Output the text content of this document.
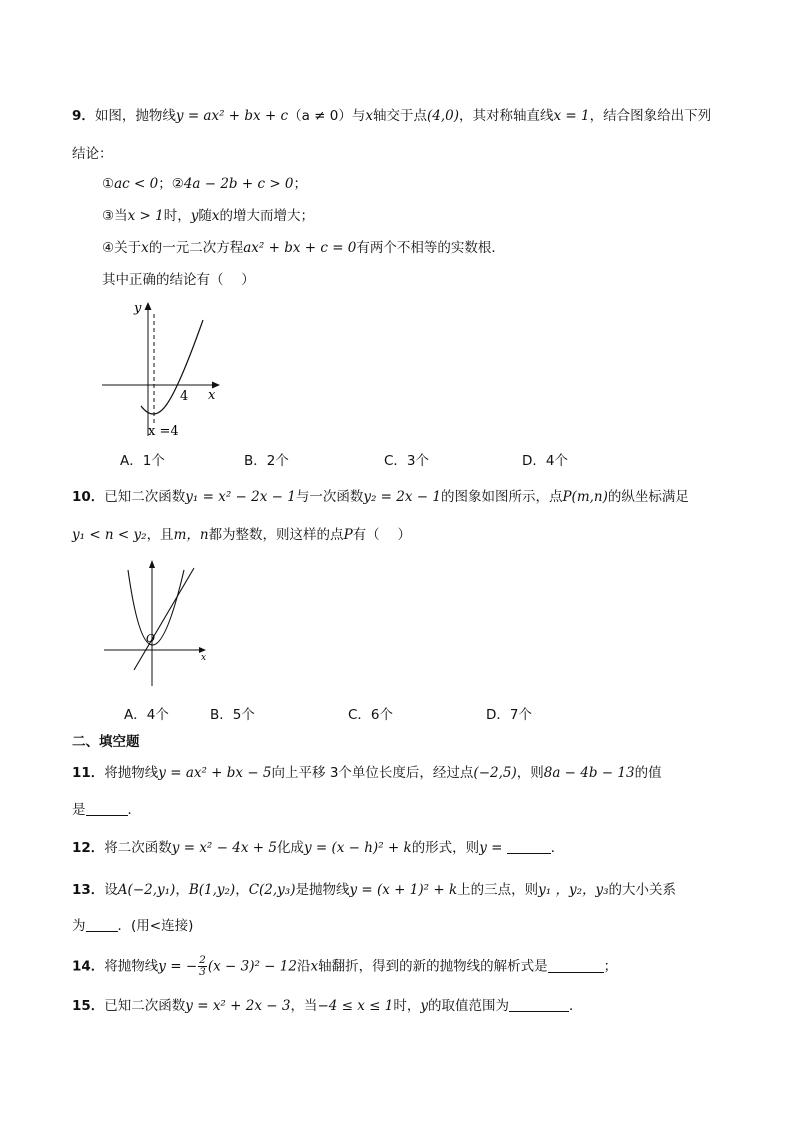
9．如图，抛物线y = ax² + bx + c（a ≠ 0）与x轴交于点(4,0)，其对称轴直线x = 1，结合图象给出下列
结论：
①ac < 0；②4a − 2b + c > 0；
③当x > 1时，y随x的增大而增大；
④关于x的一元二次方程ax² + bx + c = 0有两个不相等的实数根．
其中正确的结论有（　 ）
y
x
4
x =4
A．1个	B．2个	C．3个	D．4个
10．已知二次函数y₁ = x² − 2x − 1与一次函数y₂ = 2x − 1的图象如图所示，点P(m,n)的纵坐标满足
y₁ < n < y₂，且m，n都为整数，则这样的点P有（　 ）
O
x
A．4个	B．5个	C．6个	D．7个
二、填空题
11．将抛物线y = ax² + bx − 5向上平移 3个单位长度后，经过点(−2,5)，则8a − 4b − 13的值
是	．
12．将二次函数y = x² − 4x + 5化成y = (x − h)² + k的形式，则y =	．
13．设A(−2,y₁)，B(1,y₂)，C(2,y₃)是抛物线y = (x + 1)² + k上的三点，则y₁ ，y₂，y₃的大小关系
为 ．(用<连接)
14．将抛物线y = − $\frac{2}{3} (x - 3)^2 - 12$沿x轴翻折，得到的新的抛物线的解析式是	；
15．已知二次函数y = x² + 2x − 3，当−4 ≤ x ≤ 1时，y的取值范围为	．
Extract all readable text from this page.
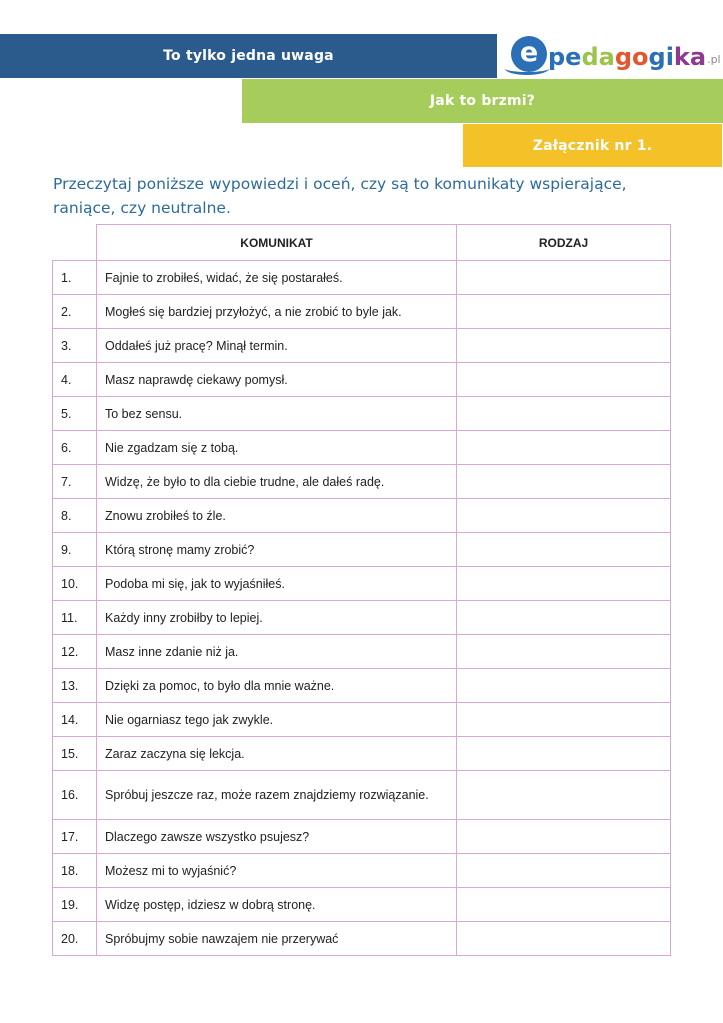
To tylko jedna uwaga
Jak to brzmi?
Załącznik nr 1.
e pedagogika .pl
Przeczytaj poniższe wypowiedzi i oceń, czy są to komunikaty wspierające, raniące, czy neutralne.
	KOMUNIKAT	RODZAJ
1.	Fajnie to zrobiłeś, widać, że się postarałeś.	
2.	Mogłeś się bardziej przyłożyć, a nie zrobić to byle jak.	
3.	Oddałeś już pracę? Minął termin.	
4.	Masz naprawdę ciekawy pomysł.	
5.	To bez sensu.	
6.	Nie zgadzam się z tobą.	
7.	Widzę, że było to dla ciebie trudne, ale dałeś radę.	
8.	Znowu zrobiłeś to źle.	
9.	Którą stronę mamy zrobić?	
10.	Podoba mi się, jak to wyjaśniłeś.	
11.	Każdy inny zrobiłby to lepiej.	
12.	Masz inne zdanie niż ja.	
13.	Dzięki za pomoc, to było dla mnie ważne.	
14.	Nie ogarniasz tego jak zwykle.	
15.	Zaraz zaczyna się lekcja.	
16.	Spróbuj jeszcze raz, może razem znajdziemy rozwiązanie.	
17.	Dlaczego zawsze wszystko psujesz?	
18.	Możesz mi to wyjaśnić?	
19.	Widzę postęp, idziesz w dobrą stronę.	
20.	Spróbujmy sobie nawzajem nie przerywać	
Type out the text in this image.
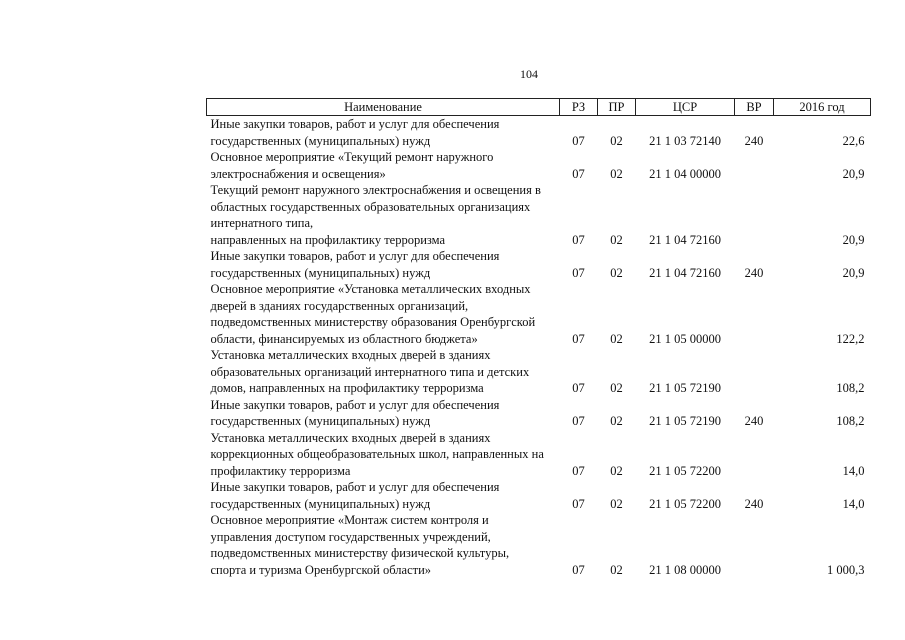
104
Наименование	РЗ	ПР	ЦСР	ВР	2016 год

Иные закупки товаров, работ и услуг для обеспечения
государственных (муниципальных) нужд	07	02	21 1 03 72140	240	22,6

Основное мероприятие «Текущий ремонт наружного
электроснабжения и освещения»	07	02	21 1 04 00000		20,9

Текущий ремонт наружного электроснабжения и освещения в
областных государственных образовательных организациях интернатного типа,
направленных на профилактику терроризма	07	02	21 1 04 72160		20,9

Иные закупки товаров, работ и услуг для обеспечения
государственных (муниципальных) нужд	07	02	21 1 04 72160	240	20,9

Основное мероприятие «Установка металлических входных
дверей в зданиях государственных организаций,
подведомственных министерству образования Оренбургской
области, финансируемых из областного бюджета»	07	02	21 1 05 00000		122,2

Установка металлических входных дверей в зданиях
образовательных организаций интернатного типа и детских
домов, направленных на профилактику терроризма	07	02	21 1 05 72190		108,2

Иные закупки товаров, работ и услуг для обеспечения
государственных (муниципальных) нужд	07	02	21 1 05 72190	240	108,2

Установка металлических входных дверей в зданиях
коррекционных общеобразовательных школ, направленных на
профилактику терроризма	07	02	21 1 05 72200		14,0

Иные закупки товаров, работ и услуг для обеспечения
государственных (муниципальных) нужд	07	02	21 1 05 72200	240	14,0

Основное мероприятие «Монтаж систем контроля и
управления доступом государственных учреждений,
подведомственных министерству физической культуры,
спорта и туризма Оренбургской области»	07	02	21 1 08 00000		1 000,3
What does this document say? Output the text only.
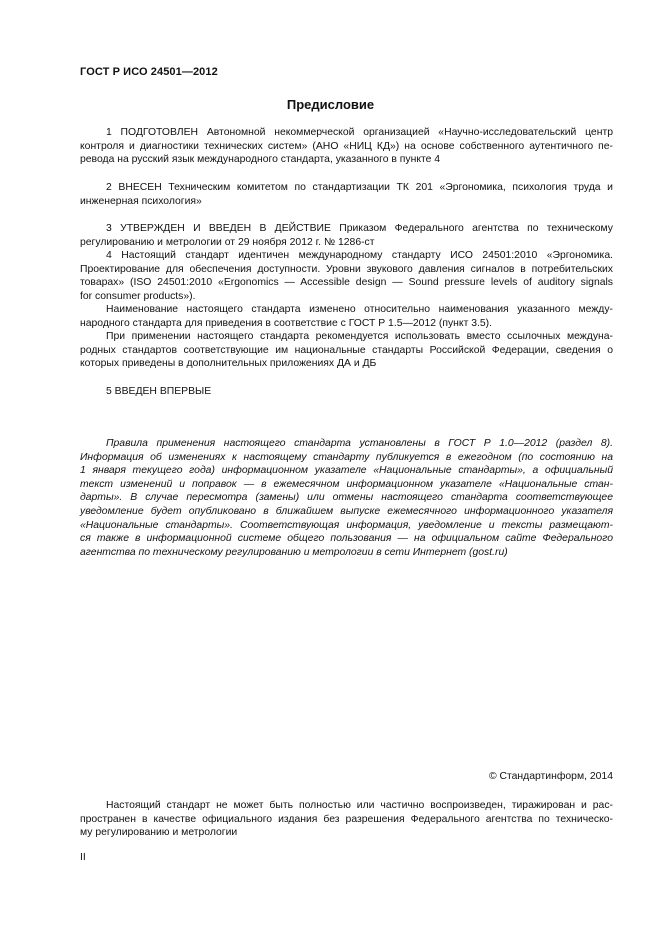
ГОСТ Р ИСО 24501—2012
Предисловие
1 ПОДГОТОВЛЕН Автономной некоммерческой организацией «Научно-исследовательский центр
контроля и диагностики технических систем» (АНО «НИЦ КД») на основе собственного аутентичного пе-
ревода на русский язык международного стандарта, указанного в пункте 4
2 ВНЕСЕН Техническим комитетом по стандартизации ТК 201 «Эргономика, психология труда и
инженерная психология»
3 УТВЕРЖДЕН И ВВЕДЕН В ДЕЙСТВИЕ Приказом Федерального агентства по техническому
регулированию и метрологии от 29 ноября 2012 г. № 1286-ст
4 Настоящий стандарт идентичен международному стандарту ИСО 24501:2010 «Эргономика.
Проектирование для обеспечения доступности. Уровни звукового давления сигналов в потребительских
товарах» (ISO 24501:2010 «Ergonomics — Accessible design — Sound pressure levels of auditory signals
for consumer products»).
Наименование настоящего стандарта изменено относительно наименования указанного между-
народного стандарта для приведения в соответствие с ГОСТ Р 1.5—2012 (пункт 3.5).
При применении настоящего стандарта рекомендуется использовать вместо ссылочных междуна-
родных стандартов соответствующие им национальные стандарты Российской Федерации, сведения о
которых приведены в дополнительных приложениях ДА и ДБ
5 ВВЕДЕН ВПЕРВЫЕ
Правила применения настоящего стандарта установлены в ГОСТ Р 1.0—2012 (раздел 8).
Информация об изменениях к настоящему стандарту публикуется в ежегодном (по состоянию на
1 января текущего года) информационном указателе «Национальные стандарты», а официальный
текст изменений и поправок — в ежемесячном информационном указателе «Национальные стан-
дарты». В случае пересмотра (замены) или отмены настоящего стандарта соответствующее
уведомление будет опубликовано в ближайшем выпуске ежемесячного информационного указателя
«Национальные стандарты». Соответствующая информация, уведомление и тексты размещают-
ся также в информационной системе общего пользования — на официальном сайте Федерального
агентства по техническому регулированию и метрологии в сети Интернет (gost.ru)
© Стандартинформ, 2014
Настоящий стандарт не может быть полностью или частично воспроизведен, тиражирован и рас-
пространен в качестве официального издания без разрешения Федерального агентства по техническо-
му регулированию и метрологии
II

**What needs to be done:**
Copy the data exactly. Any picture it contains is to be omitted.

**Reply:**
Output the text content of this document.
9．如图，抛物线y = ax² + bx + c（a ≠ 0）与x轴交于点(4,0)，其对称轴直线x = 1，结合图象给出下列
结论：
①ac < 0；②4a − 2b + c > 0；
③当x > 1时，y随x的增大而增大；
④关于x的一元二次方程ax² + bx + c = 0有两个不相等的实数根．
其中正确的结论有（　 ）
y
x
4
x =4
A．1个	B．2个	C．3个	D．4个
10．已知二次函数y₁ = x² − 2x − 1与一次函数y₂ = 2x − 1的图象如图所示，点P(m,n)的纵坐标满足
y₁ < n < y₂，且m，n都为整数，则这样的点P有（　 ）
O
x
A．4个	B．5个	C．6个	D．7个
二、填空题
11．将抛物线y = ax² + bx − 5向上平移 3个单位长度后，经过点(−2,5)，则8a − 4b − 13的值
是	．
12．将二次函数y = x² − 4x + 5化成y = (x − h)² + k的形式，则y =	．
13．设A(−2,y₁)，B(1,y₂)，C(2,y₃)是抛物线y = (x + 1)² + k上的三点，则y₁ ，y₂，y₃的大小关系
为 ．(用<连接)
14．将抛物线y = − $\frac{2}{3} (x - 3)^2 - 12$沿x轴翻折，得到的新的抛物线的解析式是	；
15．已知二次函数y = x² + 2x − 3，当−4 ≤ x ≤ 1时，y的取值范围为	．
Extract all readable text from this page.
To tylko jedna uwaga
Jak to brzmi?
Załącznik nr 1.
e pedagogika .pl
Przeczytaj poniższe wypowiedzi i oceń, czy są to komunikaty wspierające, raniące, czy neutralne.
	KOMUNIKAT	RODZAJ
1.	Fajnie to zrobiłeś, widać, że się postarałeś.	
2.	Mogłeś się bardziej przyłożyć, a nie zrobić to byle jak.	
3.	Oddałeś już pracę? Minął termin.	
4.	Masz naprawdę ciekawy pomysł.	
5.	To bez sensu.	
6.	Nie zgadzam się z tobą.	
7.	Widzę, że było to dla ciebie trudne, ale dałeś radę.	
8.	Znowu zrobiłeś to źle.	
9.	Którą stronę mamy zrobić?	
10.	Podoba mi się, jak to wyjaśniłeś.	
11.	Każdy inny zrobiłby to lepiej.	
12.	Masz inne zdanie niż ja.	
13.	Dzięki za pomoc, to było dla mnie ważne.	
14.	Nie ogarniasz tego jak zwykle.	
15.	Zaraz zaczyna się lekcja.	
16.	Spróbuj jeszcze raz, może razem znajdziemy rozwiązanie.	
17.	Dlaczego zawsze wszystko psujesz?	
18.	Możesz mi to wyjaśnić?	
19.	Widzę postęp, idziesz w dobrą stronę.	
20.	Spróbujmy sobie nawzajem nie przerywać	
Type out the text in this image.
104
Наименование	РЗ	ПР	ЦСР	ВР	2016 год

Иные закупки товаров, работ и услуг для обеспечения
государственных (муниципальных) нужд	07	02	21 1 03 72140	240	22,6

Основное мероприятие «Текущий ремонт наружного
электроснабжения и освещения»	07	02	21 1 04 00000		20,9

Текущий ремонт наружного электроснабжения и освещения в
областных государственных образовательных организациях интернатного типа,
направленных на профилактику терроризма	07	02	21 1 04 72160		20,9

Иные закупки товаров, работ и услуг для обеспечения
государственных (муниципальных) нужд	07	02	21 1 04 72160	240	20,9

Основное мероприятие «Установка металлических входных
дверей в зданиях государственных организаций,
подведомственных министерству образования Оренбургской
области, финансируемых из областного бюджета»	07	02	21 1 05 00000		122,2

Установка металлических входных дверей в зданиях
образовательных организаций интернатного типа и детских
домов, направленных на профилактику терроризма	07	02	21 1 05 72190		108,2

Иные закупки товаров, работ и услуг для обеспечения
государственных (муниципальных) нужд	07	02	21 1 05 72190	240	108,2

Установка металлических входных дверей в зданиях
коррекционных общеобразовательных школ, направленных на
профилактику терроризма	07	02	21 1 05 72200		14,0

Иные закупки товаров, работ и услуг для обеспечения
государственных (муниципальных) нужд	07	02	21 1 05 72200	240	14,0

Основное мероприятие «Монтаж систем контроля и
управления доступом государственных учреждений,
подведомственных министерству физической культуры,
спорта и туризма Оренбургской области»	07	02	21 1 08 00000		1 000,3
What does this document say? Output the text only.
ГОСТ Р ИСО 24501—2012
Предисловие
1 ПОДГОТОВЛЕН Автономной некоммерческой организацией «Научно-исследовательский центр
контроля и диагностики технических систем» (АНО «НИЦ КД») на основе собственного аутентичного пе-
ревода на русский язык международного стандарта, указанного в пункте 4
2 ВНЕСЕН Техническим комитетом по стандартизации ТК 201 «Эргономика, психология труда и
инженерная психология»
3 УТВЕРЖДЕН И ВВЕДЕН В ДЕЙСТВИЕ Приказом Федерального агентства по техническому
регулированию и метрологии от 29 ноября 2012 г. № 1286-ст
4 Настоящий стандарт идентичен международному стандарту ИСО 24501:2010 «Эргономика.
Проектирование для обеспечения доступности. Уровни звукового давления сигналов в потребительских
товарах» (ISO 24501:2010 «Ergonomics — Accessible design — Sound pressure levels of auditory signals
for consumer products»).
Наименование настоящего стандарта изменено относительно наименования указанного между-
народного стандарта для приведения в соответствие с ГОСТ Р 1.5—2012 (пункт 3.5).
При применении настоящего стандарта рекомендуется использовать вместо ссылочных междуна-
родных стандартов соответствующие им национальные стандарты Российской Федерации, сведения о
которых приведены в дополнительных приложениях ДА и ДБ
5 ВВЕДЕН ВПЕРВЫЕ
Правила применения настоящего стандарта установлены в ГОСТ Р 1.0—2012 (раздел 8).
Информация об изменениях к настоящему стандарту публикуется в ежегодном (по состоянию на
1 января текущего года) информационном указателе «Национальные стандарты», а официальный
текст изменений и поправок — в ежемесячном информационном указателе «Национальные стан-
дарты». В случае пересмотра (замены) или отмены настоящего стандарта соответствующее
уведомление будет опубликовано в ближайшем выпуске ежемесячного информационного указателя
«Национальные стандарты». Соответствующая информация, уведомление и тексты размещают-
ся также в информационной системе общего пользования — на официальном сайте Федерального
агентства по техническому регулированию и метрологии в сети Интернет (gost.ru)
© Стандартинформ, 2014
Настоящий стандарт не может быть полностью или частично воспроизведен, тиражирован и рас-
пространен в качестве официального издания без разрешения Федерального агентства по техническо-
му регулированию и метрологии
II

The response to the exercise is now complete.